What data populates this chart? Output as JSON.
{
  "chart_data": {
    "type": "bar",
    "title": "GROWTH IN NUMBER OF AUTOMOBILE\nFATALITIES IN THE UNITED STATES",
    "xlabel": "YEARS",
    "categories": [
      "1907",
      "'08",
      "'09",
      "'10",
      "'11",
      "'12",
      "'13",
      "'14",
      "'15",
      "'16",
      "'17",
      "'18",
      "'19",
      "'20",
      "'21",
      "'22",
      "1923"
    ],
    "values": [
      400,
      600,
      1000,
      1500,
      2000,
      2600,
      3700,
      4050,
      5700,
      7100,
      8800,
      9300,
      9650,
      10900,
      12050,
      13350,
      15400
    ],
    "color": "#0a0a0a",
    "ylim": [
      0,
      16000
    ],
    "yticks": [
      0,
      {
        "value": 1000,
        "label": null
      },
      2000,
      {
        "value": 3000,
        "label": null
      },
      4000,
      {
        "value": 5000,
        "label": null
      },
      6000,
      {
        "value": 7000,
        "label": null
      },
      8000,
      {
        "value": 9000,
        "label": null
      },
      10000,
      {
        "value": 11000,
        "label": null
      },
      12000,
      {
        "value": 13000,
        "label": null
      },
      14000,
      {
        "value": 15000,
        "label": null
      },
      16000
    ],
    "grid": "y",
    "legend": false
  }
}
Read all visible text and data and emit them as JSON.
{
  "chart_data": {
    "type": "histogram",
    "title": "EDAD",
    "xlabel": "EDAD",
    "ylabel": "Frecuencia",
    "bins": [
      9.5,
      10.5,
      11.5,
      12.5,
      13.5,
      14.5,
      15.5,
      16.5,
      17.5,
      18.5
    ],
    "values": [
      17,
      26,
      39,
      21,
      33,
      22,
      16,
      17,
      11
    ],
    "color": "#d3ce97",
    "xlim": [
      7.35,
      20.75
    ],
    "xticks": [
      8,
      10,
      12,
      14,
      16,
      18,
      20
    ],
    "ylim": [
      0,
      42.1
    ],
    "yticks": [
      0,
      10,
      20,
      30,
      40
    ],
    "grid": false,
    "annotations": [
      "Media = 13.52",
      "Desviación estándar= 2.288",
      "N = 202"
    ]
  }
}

====

Faithfully transcribe the whole of the data.

What data populates this chart? Output as JSON.
{
  "chart_data": {
    "type": "bar",
    "title": "GROWTH IN NUMBER OF AUTOMOBILE\nFATALITIES IN THE UNITED STATES",
    "xlabel": "YEARS",
    "categories": [
      "1907",
      "'08",
      "'09",
      "'10",
      "'11",
      "'12",
      "'13",
      "'14",
      "'15",
      "'16",
      "'17",
      "'18",
      "'19",
      "'20",
      "'21",
      "'22",
      "1923"
    ],
    "values": [
      400,
      600,
      1000,
      1500,
      2000,
      2600,
      3700,
      4050,
      5700,
      7100,
      8800,
      9300,
      9650,
      10900,
      12050,
      13350,
      15400
    ],
    "color": "#0a0a0a",
    "ylim": [
      0,
      16000
    ],
    "yticks": [
      0,
      {
        "value": 1000,
        "label": null
      },
      2000,
      {
        "value": 3000,
        "label": null
      },
      4000,
      {
        "value": 5000,
        "label": null
      },
      6000,
      {
        "value": 7000,
        "label": null
      },
      8000,
      {
        "value": 9000,
        "label": null
      },
      10000,
      {
        "value": 11000,
        "label": null
      },
      12000,
      {
        "value": 13000,
        "label": null
      },
      14000,
      {
        "value": 15000,
        "label": null
      },
      16000
    ],
    "grid": "y",
    "legend": false
  }
}
Read all visible text and data and emit them as JSON.
{
  "chart_data": {
    "type": "histogram",
    "title": "EDAD",
    "xlabel": "EDAD",
    "ylabel": "Frecuencia",
    "bins": [
      9.5,
      10.5,
      11.5,
      12.5,
      13.5,
      14.5,
      15.5,
      16.5,
      17.5,
      18.5
    ],
    "values": [
      17,
      26,
      39,
      21,
      33,
      22,
      16,
      17,
      11
    ],
    "color": "#d3ce97",
    "xlim": [
      7.35,
      20.75
    ],
    "xticks": [
      8,
      10,
      12,
      14,
      16,
      18,
      20
    ],
    "ylim": [
      0,
      42.1
    ],
    "yticks": [
      0,
      10,
      20,
      30,
      40
    ],
    "grid": false,
    "annotations": [
      "Media = 13.52",
      "Desviación estándar= 2.288",
      "N = 202"
    ]
  }
}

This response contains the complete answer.